-- Supplied records start --

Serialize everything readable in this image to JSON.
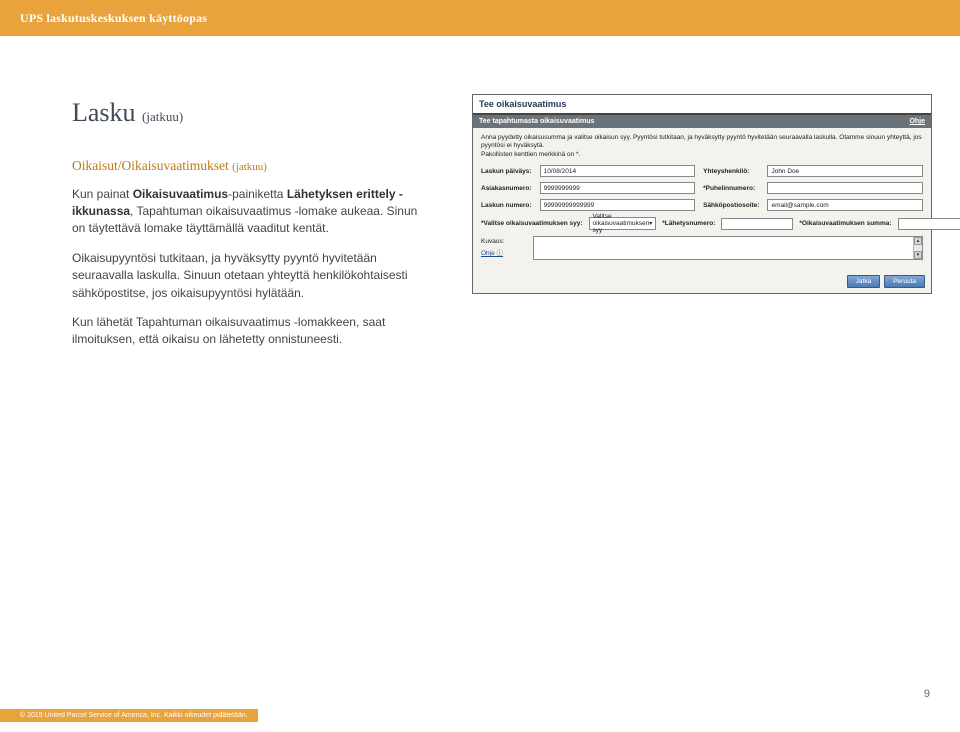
{
  "header": {
    "title": "UPS laskutuskeskuksen käyttöopas"
  },
  "left": {
    "h1": "Lasku",
    "h1_cont": "(jatkuu)",
    "h2": "Oikaisut/Oikaisuvaatimukset",
    "h2_cont": "(jatkuu)",
    "p1_a": "Kun painat ",
    "p1_strong1": "Oikaisuvaatimus",
    "p1_b": "-painiketta ",
    "p1_strong2": "Lähetyksen erittely -ikkunassa",
    "p1_c": ", Tapahtuman oikaisuvaatimus -lomake aukeaa. Sinun on täytettävä lomake täyttämällä vaaditut kentät.",
    "p2": "Oikaisupyyntösi tutkitaan, ja hyväksytty pyyntö hyvitetään seuraavalla laskulla. Sinuun otetaan yhteyttä henkilökohtaisesti sähköpostitse, jos oikaisupyyntösi hylätään.",
    "p3": "Kun lähetät Tapahtuman oikaisuvaatimus -lomakkeen, saat ilmoituksen, että oikaisu on lähetetty onnistuneesti."
  },
  "ss": {
    "title": "Tee oikaisuvaatimus",
    "bar_label": "Tee tapahtumasta oikaisuvaatimus",
    "bar_help": "Ohje",
    "intro": "Anna pyydetty oikaisusumma ja valitse oikaisun syy. Pyyntösi tutkitaan, ja hyväksytty pyyntö hyvitetään seuraavalla laskulla. Otamme sinuun yhteyttä, jos pyyntösi ei hyväksytä.",
    "req_note": "Pakollisten kenttien merkkinä on *.",
    "rows": {
      "laskun_paivays_lbl": "Laskun päiväys:",
      "laskun_paivays_val": "10/08/2014",
      "yhteyshenkilo_lbl": "Yhteyshenkilö:",
      "yhteyshenkilo_val": "John Doe",
      "asiakasnumero_lbl": "Asiakasnumero:",
      "asiakasnumero_val": "9999999999",
      "puhelin_lbl": "*Puhelinnumero:",
      "puhelin_val": "",
      "laskunumero_lbl": "Laskun numero:",
      "laskunumero_val": "99999999999999",
      "email_lbl": "Sähköpostiosoite:",
      "email_val": "email@sample.com",
      "syy_lbl": "*Valitse oikaisuvaatimuksen syy:",
      "syy_val": "Valitse oikaisuvaatimuksen syy",
      "lahetys_lbl": "*Lähetysnumero:",
      "summa_lbl": "*Oikaisuvaatimuksen summa:"
    },
    "kuvaus_lbl": "Kuvaus:",
    "ohje_link": "Ohje",
    "btn_submit": "Jatka",
    "btn_cancel": "Peruuta"
  },
  "page_number": "9",
  "footer": "© 2015 United Parcel Service of America, Inc. Kaikki oikeudet pidätetään."
}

-- Supplied records end --

Task:
Retype all the records shown above, character for character. Omit every picture.

Solution for this problem:
Serialize everything readable in this image to JSON.
{
  "header": {
    "title": "UPS laskutuskeskuksen käyttöopas"
  },
  "left": {
    "h1": "Lasku",
    "h1_cont": "(jatkuu)",
    "h2": "Oikaisut/Oikaisuvaatimukset",
    "h2_cont": "(jatkuu)",
    "p1_a": "Kun painat ",
    "p1_strong1": "Oikaisuvaatimus",
    "p1_b": "-painiketta ",
    "p1_strong2": "Lähetyksen erittely -ikkunassa",
    "p1_c": ", Tapahtuman oikaisuvaatimus -lomake aukeaa. Sinun on täytettävä lomake täyttämällä vaaditut kentät.",
    "p2": "Oikaisupyyntösi tutkitaan, ja hyväksytty pyyntö hyvitetään seuraavalla laskulla. Sinuun otetaan yhteyttä henkilökohtaisesti sähköpostitse, jos oikaisupyyntösi hylätään.",
    "p3": "Kun lähetät Tapahtuman oikaisuvaatimus -lomakkeen, saat ilmoituksen, että oikaisu on lähetetty onnistuneesti."
  },
  "ss": {
    "title": "Tee oikaisuvaatimus",
    "bar_label": "Tee tapahtumasta oikaisuvaatimus",
    "bar_help": "Ohje",
    "intro": "Anna pyydetty oikaisusumma ja valitse oikaisun syy. Pyyntösi tutkitaan, ja hyväksytty pyyntö hyvitetään seuraavalla laskulla. Otamme sinuun yhteyttä, jos pyyntösi ei hyväksytä.",
    "req_note": "Pakollisten kenttien merkkinä on *.",
    "rows": {
      "laskun_paivays_lbl": "Laskun päiväys:",
      "laskun_paivays_val": "10/08/2014",
      "yhteyshenkilo_lbl": "Yhteyshenkilö:",
      "yhteyshenkilo_val": "John Doe",
      "asiakasnumero_lbl": "Asiakasnumero:",
      "asiakasnumero_val": "9999999999",
      "puhelin_lbl": "*Puhelinnumero:",
      "puhelin_val": "",
      "laskunumero_lbl": "Laskun numero:",
      "laskunumero_val": "99999999999999",
      "email_lbl": "Sähköpostiosoite:",
      "email_val": "email@sample.com",
      "syy_lbl": "*Valitse oikaisuvaatimuksen syy:",
      "syy_val": "Valitse oikaisuvaatimuksen syy",
      "lahetys_lbl": "*Lähetysnumero:",
      "summa_lbl": "*Oikaisuvaatimuksen summa:"
    },
    "kuvaus_lbl": "Kuvaus:",
    "ohje_link": "Ohje",
    "btn_submit": "Jatka",
    "btn_cancel": "Peruuta"
  },
  "page_number": "9",
  "footer": "© 2015 United Parcel Service of America, Inc. Kaikki oikeudet pidätetään."
}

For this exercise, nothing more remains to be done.